Every line below is to be copied exactly, with the pictures left out.

Figure collection entries:

+--

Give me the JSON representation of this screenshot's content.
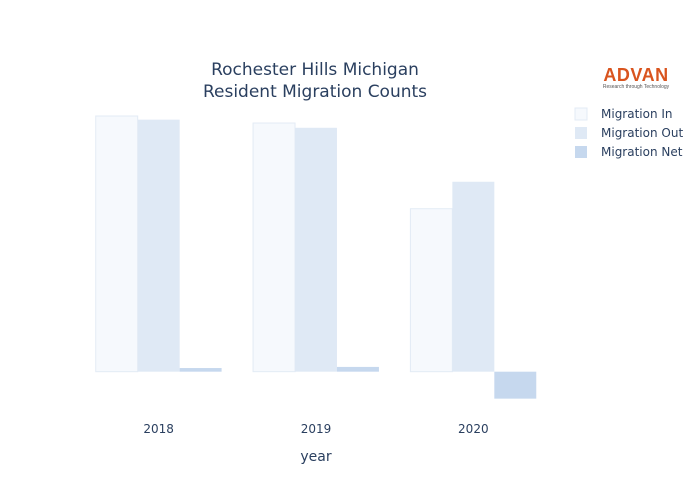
{
  "colors": {
    "migration_in": "#f6f9fd",
    "migration_in_stroke": "#e3ebf5",
    "migration_out": "#dfe9f5",
    "migration_net": "#c6d8ee",
    "text": "#2a3f5f"
  },
  "brand": {
    "name": "ADVAN",
    "tagline": "Research through Technology"
  },
  "chart_data": {
    "type": "bar",
    "title_lines": [
      "Rochester Hills Michigan",
      "Resident Migration Counts"
    ],
    "xlabel": "year",
    "ylabel": "",
    "categories": [
      "2018",
      "2019",
      "2020"
    ],
    "series": [
      {
        "name": "Migration In",
        "values": [
          9100,
          8850,
          5800
        ]
      },
      {
        "name": "Migration Out",
        "values": [
          8970,
          8680,
          6760
        ]
      },
      {
        "name": "Migration Net",
        "values": [
          130,
          170,
          -960
        ]
      }
    ],
    "ylim": [
      -1150,
      9100
    ],
    "grid": false,
    "legend_position": "top-right"
  }
}
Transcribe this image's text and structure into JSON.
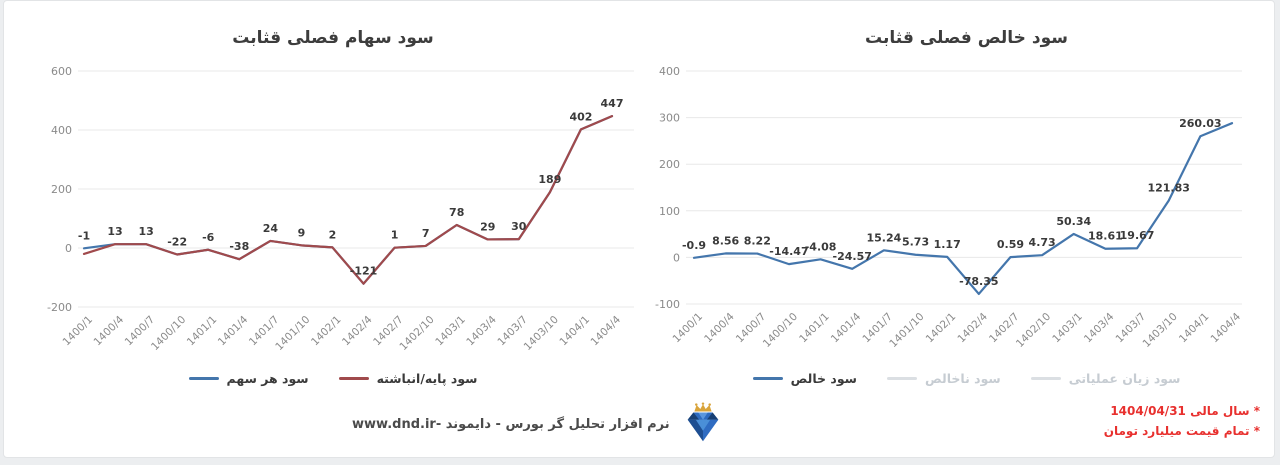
{
  "page": {
    "background": "#eceef0",
    "card_background": "#ffffff",
    "accent_red": "#e8302e",
    "line_blue": "#4476ac",
    "line_red": "#a04a4c",
    "disabled_gray": "#c6ccd2"
  },
  "chart_data": [
    {
      "type": "line",
      "title": "سود سهام فصلی قثابت",
      "categories": [
        "1400/1",
        "1400/4",
        "1400/7",
        "1400/10",
        "1401/1",
        "1401/4",
        "1401/7",
        "1401/10",
        "1402/1",
        "1402/4",
        "1402/7",
        "1402/10",
        "1403/1",
        "1403/4",
        "1403/7",
        "1403/10",
        "1404/1",
        "1404/4"
      ],
      "ylim": [
        -200,
        600
      ],
      "yticks": [
        600,
        400,
        200,
        0,
        -200
      ],
      "grid": true,
      "legend_position": "bottom",
      "series": [
        {
          "name": "سود هر سهم",
          "color": "#4476ac",
          "values": [
            -1,
            13,
            13,
            -22,
            -6,
            -38,
            24,
            9,
            2,
            -121,
            1,
            7,
            78,
            29,
            30,
            189,
            402,
            447
          ],
          "labels": [
            "-1",
            "13",
            "13",
            "-22",
            "-6",
            "-38",
            "24",
            "9",
            "2",
            "-121",
            "1",
            "7",
            "78",
            "29",
            "30",
            "189",
            "402",
            "447"
          ]
        },
        {
          "name": "سود پایه/انباشته",
          "color": "#a04a4c",
          "values": [
            -20,
            13,
            13,
            -22,
            -6,
            -38,
            24,
            9,
            2,
            -121,
            1,
            7,
            78,
            29,
            30,
            189,
            402,
            447
          ],
          "labels": [],
          "note": "first value estimated from plot; series overlaps سود هر سهم from second point onward"
        }
      ]
    },
    {
      "type": "line",
      "title": "سود خالص فصلی قثابت",
      "categories": [
        "1400/1",
        "1400/4",
        "1400/7",
        "1400/10",
        "1401/1",
        "1401/4",
        "1401/7",
        "1401/10",
        "1402/1",
        "1402/4",
        "1402/7",
        "1402/10",
        "1403/1",
        "1403/4",
        "1403/7",
        "1403/10",
        "1404/1",
        "1404/4"
      ],
      "ylim": [
        -100,
        400
      ],
      "yticks": [
        400,
        300,
        200,
        100,
        0,
        -100
      ],
      "grid": true,
      "legend_position": "bottom",
      "series": [
        {
          "name": "سود خالص",
          "color": "#4476ac",
          "values": [
            -0.9,
            8.56,
            8.22,
            -14.47,
            -4.08,
            -24.57,
            15.24,
            5.73,
            1.17,
            -78.35,
            0.59,
            4.73,
            50.34,
            18.61,
            19.67,
            121.83,
            260.03,
            288
          ],
          "labels": [
            "-0.9",
            "8.56",
            "8.22",
            "-14.47",
            "-4.08",
            "-24.57",
            "15.24",
            "5.73",
            "1.17",
            "-78.35",
            "0.59",
            "4.73",
            "50.34",
            "18.61",
            "19.67",
            "121.83",
            "260.03",
            ""
          ],
          "note": "last value (1404/4) unlabeled on chart, estimated from gridlines"
        },
        {
          "name": "سود ناخالص",
          "color": "#dbdfe3",
          "hidden": true,
          "values": [],
          "labels": []
        },
        {
          "name": "سود زیان عملیاتی",
          "color": "#dbdfe3",
          "hidden": true,
          "values": [],
          "labels": []
        }
      ]
    }
  ],
  "footer": {
    "text": "نرم افزار تحلیل گر بورس - دایموند -www.dnd.ir",
    "logo": "diamond-crown-logo"
  },
  "notes": {
    "line1": "* سال مالی 1404/04/31",
    "line2": "* تمام قیمت میلیارد تومان",
    "color": "#e8302e"
  }
}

+--

▶ **Solved exercise**
Give me the JSON representation of this screenshot's content.
{
  "colors": {
    "migration_in": "#f6f9fd",
    "migration_in_stroke": "#e3ebf5",
    "migration_out": "#dfe9f5",
    "migration_net": "#c6d8ee",
    "text": "#2a3f5f"
  },
  "brand": {
    "name": "ADVAN",
    "tagline": "Research through Technology"
  },
  "chart_data": {
    "type": "bar",
    "title_lines": [
      "Rochester Hills Michigan",
      "Resident Migration Counts"
    ],
    "xlabel": "year",
    "ylabel": "",
    "categories": [
      "2018",
      "2019",
      "2020"
    ],
    "series": [
      {
        "name": "Migration In",
        "values": [
          9100,
          8850,
          5800
        ]
      },
      {
        "name": "Migration Out",
        "values": [
          8970,
          8680,
          6760
        ]
      },
      {
        "name": "Migration Net",
        "values": [
          130,
          170,
          -960
        ]
      }
    ],
    "ylim": [
      -1150,
      9100
    ],
    "grid": false,
    "legend_position": "top-right"
  }
}
Transcribe this image's text and structure into JSON.
{
  "page": {
    "background": "#eceef0",
    "card_background": "#ffffff",
    "accent_red": "#e8302e",
    "line_blue": "#4476ac",
    "line_red": "#a04a4c",
    "disabled_gray": "#c6ccd2"
  },
  "chart_data": [
    {
      "type": "line",
      "title": "سود سهام فصلی قثابت",
      "categories": [
        "1400/1",
        "1400/4",
        "1400/7",
        "1400/10",
        "1401/1",
        "1401/4",
        "1401/7",
        "1401/10",
        "1402/1",
        "1402/4",
        "1402/7",
        "1402/10",
        "1403/1",
        "1403/4",
        "1403/7",
        "1403/10",
        "1404/1",
        "1404/4"
      ],
      "ylim": [
        -200,
        600
      ],
      "yticks": [
        600,
        400,
        200,
        0,
        -200
      ],
      "grid": true,
      "legend_position": "bottom",
      "series": [
        {
          "name": "سود هر سهم",
          "color": "#4476ac",
          "values": [
            -1,
            13,
            13,
            -22,
            -6,
            -38,
            24,
            9,
            2,
            -121,
            1,
            7,
            78,
            29,
            30,
            189,
            402,
            447
          ],
          "labels": [
            "-1",
            "13",
            "13",
            "-22",
            "-6",
            "-38",
            "24",
            "9",
            "2",
            "-121",
            "1",
            "7",
            "78",
            "29",
            "30",
            "189",
            "402",
            "447"
          ]
        },
        {
          "name": "سود پایه/انباشته",
          "color": "#a04a4c",
          "values": [
            -20,
            13,
            13,
            -22,
            -6,
            -38,
            24,
            9,
            2,
            -121,
            1,
            7,
            78,
            29,
            30,
            189,
            402,
            447
          ],
          "labels": [],
          "note": "first value estimated from plot; series overlaps سود هر سهم from second point onward"
        }
      ]
    },
    {
      "type": "line",
      "title": "سود خالص فصلی قثابت",
      "categories": [
        "1400/1",
        "1400/4",
        "1400/7",
        "1400/10",
        "1401/1",
        "1401/4",
        "1401/7",
        "1401/10",
        "1402/1",
        "1402/4",
        "1402/7",
        "1402/10",
        "1403/1",
        "1403/4",
        "1403/7",
        "1403/10",
        "1404/1",
        "1404/4"
      ],
      "ylim": [
        -100,
        400
      ],
      "yticks": [
        400,
        300,
        200,
        100,
        0,
        -100
      ],
      "grid": true,
      "legend_position": "bottom",
      "series": [
        {
          "name": "سود خالص",
          "color": "#4476ac",
          "values": [
            -0.9,
            8.56,
            8.22,
            -14.47,
            -4.08,
            -24.57,
            15.24,
            5.73,
            1.17,
            -78.35,
            0.59,
            4.73,
            50.34,
            18.61,
            19.67,
            121.83,
            260.03,
            288
          ],
          "labels": [
            "-0.9",
            "8.56",
            "8.22",
            "-14.47",
            "-4.08",
            "-24.57",
            "15.24",
            "5.73",
            "1.17",
            "-78.35",
            "0.59",
            "4.73",
            "50.34",
            "18.61",
            "19.67",
            "121.83",
            "260.03",
            ""
          ],
          "note": "last value (1404/4) unlabeled on chart, estimated from gridlines"
        },
        {
          "name": "سود ناخالص",
          "color": "#dbdfe3",
          "hidden": true,
          "values": [],
          "labels": []
        },
        {
          "name": "سود زیان عملیاتی",
          "color": "#dbdfe3",
          "hidden": true,
          "values": [],
          "labels": []
        }
      ]
    }
  ],
  "footer": {
    "text": "نرم افزار تحلیل گر بورس - دایموند -www.dnd.ir",
    "logo": "diamond-crown-logo"
  },
  "notes": {
    "line1": "* سال مالی 1404/04/31",
    "line2": "* تمام قیمت میلیارد تومان",
    "color": "#e8302e"
  }
}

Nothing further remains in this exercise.